> [PROVIDED RECORDS]

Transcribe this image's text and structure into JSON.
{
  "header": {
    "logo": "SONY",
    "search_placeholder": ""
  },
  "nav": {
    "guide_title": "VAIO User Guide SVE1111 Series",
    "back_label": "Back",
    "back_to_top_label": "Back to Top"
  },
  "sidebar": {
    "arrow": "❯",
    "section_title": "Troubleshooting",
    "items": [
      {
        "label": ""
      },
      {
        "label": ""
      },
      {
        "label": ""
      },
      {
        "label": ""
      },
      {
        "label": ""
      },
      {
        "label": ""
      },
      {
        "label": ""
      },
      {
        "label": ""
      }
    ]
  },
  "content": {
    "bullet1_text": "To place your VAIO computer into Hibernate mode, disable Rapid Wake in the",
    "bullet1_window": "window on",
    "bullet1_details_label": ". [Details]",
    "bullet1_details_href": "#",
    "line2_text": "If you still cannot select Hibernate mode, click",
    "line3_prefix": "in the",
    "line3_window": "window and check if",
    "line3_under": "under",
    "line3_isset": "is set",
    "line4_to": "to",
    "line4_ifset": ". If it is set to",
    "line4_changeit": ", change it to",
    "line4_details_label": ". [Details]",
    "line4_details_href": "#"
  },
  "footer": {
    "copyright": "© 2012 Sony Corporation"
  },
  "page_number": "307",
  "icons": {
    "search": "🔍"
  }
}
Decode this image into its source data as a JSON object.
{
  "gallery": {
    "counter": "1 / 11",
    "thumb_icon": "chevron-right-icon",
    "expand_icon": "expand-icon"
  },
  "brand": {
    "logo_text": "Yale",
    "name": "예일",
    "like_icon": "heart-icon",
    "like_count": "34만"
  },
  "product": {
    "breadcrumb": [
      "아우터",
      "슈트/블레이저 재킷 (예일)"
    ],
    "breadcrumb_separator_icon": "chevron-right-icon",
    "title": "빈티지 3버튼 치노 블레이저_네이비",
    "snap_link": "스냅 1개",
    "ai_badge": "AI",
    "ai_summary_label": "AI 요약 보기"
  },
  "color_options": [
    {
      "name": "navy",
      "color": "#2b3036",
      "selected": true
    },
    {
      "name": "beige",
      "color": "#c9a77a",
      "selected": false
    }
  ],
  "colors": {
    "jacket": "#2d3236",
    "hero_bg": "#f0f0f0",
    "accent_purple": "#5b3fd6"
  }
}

> [AIM OF THE TASK] Return the line that contains "Decode this image" along with every line after it through the end of the entries, exactly, adding nothing.

> [SOLUTION FOR THIS PROBLEM]
Decode this image into its source data as a JSON object.
{
  "gallery": {
    "counter": "1 / 11",
    "thumb_icon": "chevron-right-icon",
    "expand_icon": "expand-icon"
  },
  "brand": {
    "logo_text": "Yale",
    "name": "예일",
    "like_icon": "heart-icon",
    "like_count": "34만"
  },
  "product": {
    "breadcrumb": [
      "아우터",
      "슈트/블레이저 재킷 (예일)"
    ],
    "breadcrumb_separator_icon": "chevron-right-icon",
    "title": "빈티지 3버튼 치노 블레이저_네이비",
    "snap_link": "스냅 1개",
    "ai_badge": "AI",
    "ai_summary_label": "AI 요약 보기"
  },
  "color_options": [
    {
      "name": "navy",
      "color": "#2b3036",
      "selected": true
    },
    {
      "name": "beige",
      "color": "#c9a77a",
      "selected": false
    }
  ],
  "colors": {
    "jacket": "#2d3236",
    "hero_bg": "#f0f0f0",
    "accent_purple": "#5b3fd6"
  }
}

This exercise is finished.